* _EXERCISE INSTRUCTIONS_: Each entry below is to be extracted exactly.

* _SOURCE RECORDS_:
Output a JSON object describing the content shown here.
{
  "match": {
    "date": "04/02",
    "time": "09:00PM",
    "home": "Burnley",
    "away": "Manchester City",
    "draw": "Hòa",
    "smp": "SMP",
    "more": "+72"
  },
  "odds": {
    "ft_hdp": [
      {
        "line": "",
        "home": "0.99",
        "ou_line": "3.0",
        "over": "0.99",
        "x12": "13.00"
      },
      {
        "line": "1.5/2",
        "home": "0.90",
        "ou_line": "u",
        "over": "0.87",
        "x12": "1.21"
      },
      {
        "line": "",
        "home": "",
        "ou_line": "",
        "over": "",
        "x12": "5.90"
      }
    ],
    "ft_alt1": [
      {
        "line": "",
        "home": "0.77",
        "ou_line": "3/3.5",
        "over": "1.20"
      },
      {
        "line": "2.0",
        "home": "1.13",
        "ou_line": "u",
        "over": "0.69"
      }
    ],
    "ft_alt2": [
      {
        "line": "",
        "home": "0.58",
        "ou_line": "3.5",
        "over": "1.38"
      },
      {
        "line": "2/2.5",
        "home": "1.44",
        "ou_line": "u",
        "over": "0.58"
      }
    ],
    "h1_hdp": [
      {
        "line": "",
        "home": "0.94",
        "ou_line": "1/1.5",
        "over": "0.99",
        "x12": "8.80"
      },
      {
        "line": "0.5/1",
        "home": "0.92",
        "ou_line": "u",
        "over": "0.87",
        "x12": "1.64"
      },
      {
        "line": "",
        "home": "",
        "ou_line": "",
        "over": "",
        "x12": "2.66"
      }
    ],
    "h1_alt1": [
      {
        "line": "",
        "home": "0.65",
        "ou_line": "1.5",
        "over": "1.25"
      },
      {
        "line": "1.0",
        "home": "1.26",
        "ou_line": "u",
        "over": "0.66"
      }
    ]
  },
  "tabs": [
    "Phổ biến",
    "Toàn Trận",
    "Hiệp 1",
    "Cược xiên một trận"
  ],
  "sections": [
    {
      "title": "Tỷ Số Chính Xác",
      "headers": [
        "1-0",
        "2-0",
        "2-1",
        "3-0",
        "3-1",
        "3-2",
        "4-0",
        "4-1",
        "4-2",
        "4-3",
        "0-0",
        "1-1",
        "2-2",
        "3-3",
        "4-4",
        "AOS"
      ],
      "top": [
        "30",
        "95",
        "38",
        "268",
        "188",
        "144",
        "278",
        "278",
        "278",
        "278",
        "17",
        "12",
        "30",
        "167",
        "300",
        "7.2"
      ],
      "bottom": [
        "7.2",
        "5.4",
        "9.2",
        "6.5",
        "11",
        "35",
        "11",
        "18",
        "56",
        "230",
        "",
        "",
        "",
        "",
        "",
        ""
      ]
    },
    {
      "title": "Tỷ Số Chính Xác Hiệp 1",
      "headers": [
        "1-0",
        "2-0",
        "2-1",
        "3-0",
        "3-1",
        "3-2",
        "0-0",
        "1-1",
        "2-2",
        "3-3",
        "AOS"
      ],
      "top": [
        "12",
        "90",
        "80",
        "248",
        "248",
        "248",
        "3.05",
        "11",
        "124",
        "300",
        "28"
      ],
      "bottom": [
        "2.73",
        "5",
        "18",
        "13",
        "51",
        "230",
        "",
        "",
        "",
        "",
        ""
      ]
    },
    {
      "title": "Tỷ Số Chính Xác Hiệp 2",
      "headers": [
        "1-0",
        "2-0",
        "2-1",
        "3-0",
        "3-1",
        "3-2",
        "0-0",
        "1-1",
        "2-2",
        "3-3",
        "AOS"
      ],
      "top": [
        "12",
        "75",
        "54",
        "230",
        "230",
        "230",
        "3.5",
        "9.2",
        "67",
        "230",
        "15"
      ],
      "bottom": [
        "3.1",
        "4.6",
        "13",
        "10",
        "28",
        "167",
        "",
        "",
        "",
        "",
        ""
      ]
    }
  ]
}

* _TASK SOLUTION_:
Output a JSON object describing the content shown here.
{
  "match": {
    "date": "04/02",
    "time": "09:00PM",
    "home": "Burnley",
    "away": "Manchester City",
    "draw": "Hòa",
    "smp": "SMP",
    "more": "+72"
  },
  "odds": {
    "ft_hdp": [
      {
        "line": "",
        "home": "0.99",
        "ou_line": "3.0",
        "over": "0.99",
        "x12": "13.00"
      },
      {
        "line": "1.5/2",
        "home": "0.90",
        "ou_line": "u",
        "over": "0.87",
        "x12": "1.21"
      },
      {
        "line": "",
        "home": "",
        "ou_line": "",
        "over": "",
        "x12": "5.90"
      }
    ],
    "ft_alt1": [
      {
        "line": "",
        "home": "0.77",
        "ou_line": "3/3.5",
        "over": "1.20"
      },
      {
        "line": "2.0",
        "home": "1.13",
        "ou_line": "u",
        "over": "0.69"
      }
    ],
    "ft_alt2": [
      {
        "line": "",
        "home": "0.58",
        "ou_line": "3.5",
        "over": "1.38"
      },
      {
        "line": "2/2.5",
        "home": "1.44",
        "ou_line": "u",
        "over": "0.58"
      }
    ],
    "h1_hdp": [
      {
        "line": "",
        "home": "0.94",
        "ou_line": "1/1.5",
        "over": "0.99",
        "x12": "8.80"
      },
      {
        "line": "0.5/1",
        "home": "0.92",
        "ou_line": "u",
        "over": "0.87",
        "x12": "1.64"
      },
      {
        "line": "",
        "home": "",
        "ou_line": "",
        "over": "",
        "x12": "2.66"
      }
    ],
    "h1_alt1": [
      {
        "line": "",
        "home": "0.65",
        "ou_line": "1.5",
        "over": "1.25"
      },
      {
        "line": "1.0",
        "home": "1.26",
        "ou_line": "u",
        "over": "0.66"
      }
    ]
  },
  "tabs": [
    "Phổ biến",
    "Toàn Trận",
    "Hiệp 1",
    "Cược xiên một trận"
  ],
  "sections": [
    {
      "title": "Tỷ Số Chính Xác",
      "headers": [
        "1-0",
        "2-0",
        "2-1",
        "3-0",
        "3-1",
        "3-2",
        "4-0",
        "4-1",
        "4-2",
        "4-3",
        "0-0",
        "1-1",
        "2-2",
        "3-3",
        "4-4",
        "AOS"
      ],
      "top": [
        "30",
        "95",
        "38",
        "268",
        "188",
        "144",
        "278",
        "278",
        "278",
        "278",
        "17",
        "12",
        "30",
        "167",
        "300",
        "7.2"
      ],
      "bottom": [
        "7.2",
        "5.4",
        "9.2",
        "6.5",
        "11",
        "35",
        "11",
        "18",
        "56",
        "230",
        "",
        "",
        "",
        "",
        "",
        ""
      ]
    },
    {
      "title": "Tỷ Số Chính Xác Hiệp 1",
      "headers": [
        "1-0",
        "2-0",
        "2-1",
        "3-0",
        "3-1",
        "3-2",
        "0-0",
        "1-1",
        "2-2",
        "3-3",
        "AOS"
      ],
      "top": [
        "12",
        "90",
        "80",
        "248",
        "248",
        "248",
        "3.05",
        "11",
        "124",
        "300",
        "28"
      ],
      "bottom": [
        "2.73",
        "5",
        "18",
        "13",
        "51",
        "230",
        "",
        "",
        "",
        "",
        ""
      ]
    },
    {
      "title": "Tỷ Số Chính Xác Hiệp 2",
      "headers": [
        "1-0",
        "2-0",
        "2-1",
        "3-0",
        "3-1",
        "3-2",
        "0-0",
        "1-1",
        "2-2",
        "3-3",
        "AOS"
      ],
      "top": [
        "12",
        "75",
        "54",
        "230",
        "230",
        "230",
        "3.5",
        "9.2",
        "67",
        "230",
        "15"
      ],
      "bottom": [
        "3.1",
        "4.6",
        "13",
        "10",
        "28",
        "167",
        "",
        "",
        "",
        "",
        ""
      ]
    }
  ]
}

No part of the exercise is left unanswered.